**Texto de partida**
'''

Se me ocurrió este escrito por varios acontecimientos recientes.
Por un lado, unos políticos (casi todos de aquellas familias que
creían en la extraña consigna del destino en lo universal y
despreciaban la lengua de la tierra por ser asunto de pobres y aldeanos
ignorantes) han salido a la palestra (sitio donde se controvierte sobre cualquier
asunto) proclamando la no existencia del asturiano como lengua.
Y entonces a mí me dio mucha lástima y me acordé
de la vara de saúco de don Manuel. «Hay muchos que siempre tienen
en la boca el no, con que todo lo desazonan; el no es siempre
el primero en ellos, y, aunque después todo lo vienen a conceder,
no se les estima, porque precedió aquella primera desazón»,
apunta Gracián, en Oráculo manual y arte de
prudencia.
Otro hecho reciente fue la noticia ésa de unos muchachos
(probes guajes) castigados a llevar piedras
en las mochilas por no hablar vasco (que es un asunto como aquél del
maestro, pero a la inversa). Y del mismo modo me apesadumbró
(mancóme enforma), por
idénticos fundamentos, el abucheo, en un acontecimiento público,
a un artista catalán, de los que siempre defendieron la libertad,
por cantar en la lengua de su tierra.
¿Será verdad aquello que escribía Morales en
Ardor con ardor se paga de que España es una suma de intolerancias?
A causa de la intransigencia yo ahora debo esforzarme en aprender mi propia
lengua. Confieso que, al hacerlo, siento como que vuelvo a nacer. Puede que
algún día los personajes de mis sueños se vuelvan a
expresar en asturiano.
Pero será despacio (adulces,
pasín a pasu...), y, mientras, que cada uno se entienda
consigo mismo como mejor le parezca, y que cada uno descubra en esa palestra
(reparada y apuntalada tantas veces) al político que más
disimuladamente le mienta, o a su maestro perdido de la infancia, o a su
filólogo más incauto y confidencial. Cometimos un error muy
grave: el de hablar a medias para que todos nos pudieran entender, y ahora
vienen diciendo que no sabemos hablar.

'''

**Tareas del ejercicio**
- 1) Duplica del texto sobre la lengua asturiana el tramo que va desde "A causa de la" hasta "no sabemos hablar.", ambos incluidos.
- 2) Según el texto sobre la lengua asturiana, ¿a qué castigaron a unos muchachos y por qué motivo?
- 3) La cita de Gracián en el texto sobre la lengua asturiana se refiere a quienes empiezan siempre con el no. ¿Por qué no se les estima aunque después lo concedan todo? Responde en una a tres oraciones.
Para resolver estas tareas no se necesitan los datos.

**Datos proporcionados**
'''

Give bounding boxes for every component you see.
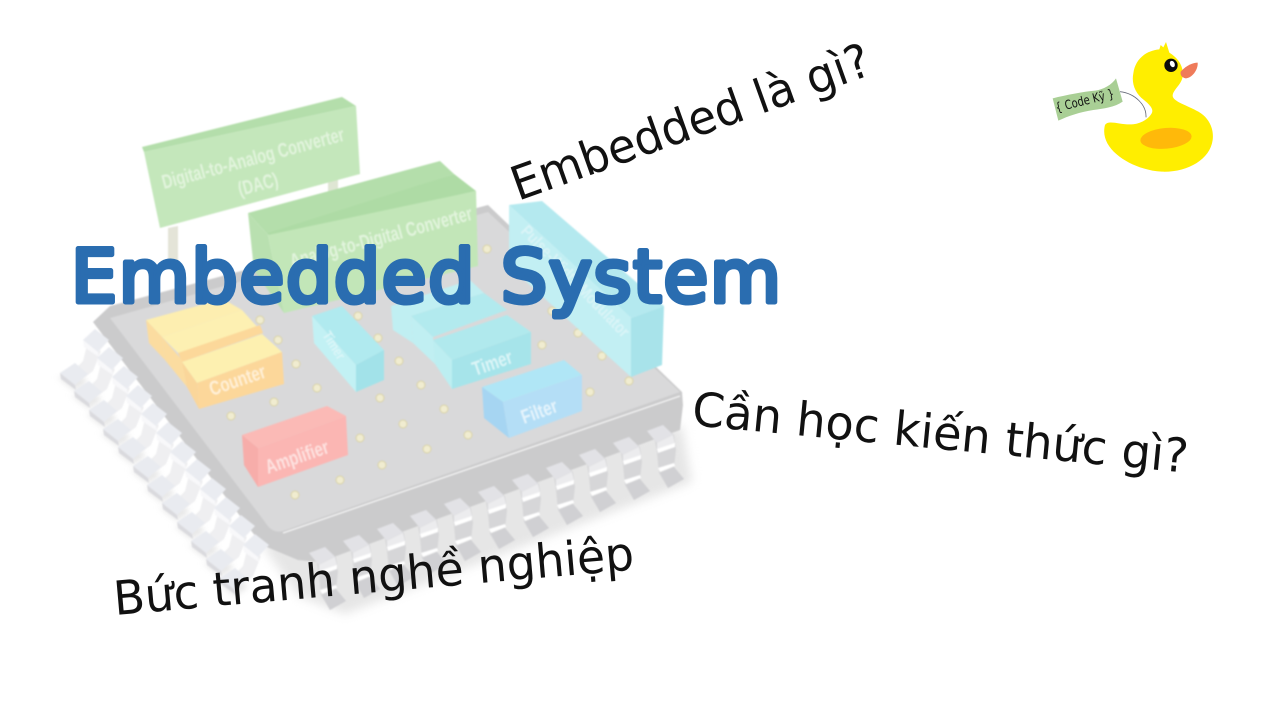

'''

**Respuestas por tarea**
- 1)
A causa de la intransigencia yo ahora debo esforzarme en aprender mi propia
lengua. Confieso que, al hacerlo, siento como que vuelvo a nacer. Puede que
algún día los personajes de mis sueños se vuelvan a
expresar en asturiano.
Pero será despacio (adulces,
pasín a pasu...), y, mientras, que cada uno se entienda
consigo mismo como mejor le parezca, y que cada uno descubra en esa palestra
(reparada y apuntalada tantas veces) al político que más
disimuladamente le mienta, o a su maestro perdido de la infancia, o a su
filólogo más incauto y confidencial. Cometimos un error muy
grave: el de hablar a medias para que todos nos pudieran entender, y ahora
vienen diciendo que no sabemos hablar.

- 2) Los castigaron a llevar piedras en las mochilas por no hablar vasco.

- 3) No se les estima porque antes de conceder ya provocaron una primera desazón. Como siempre tienen el no en la boca, todo lo desazonan, y esa desazón inicial precede a lo que conceden después.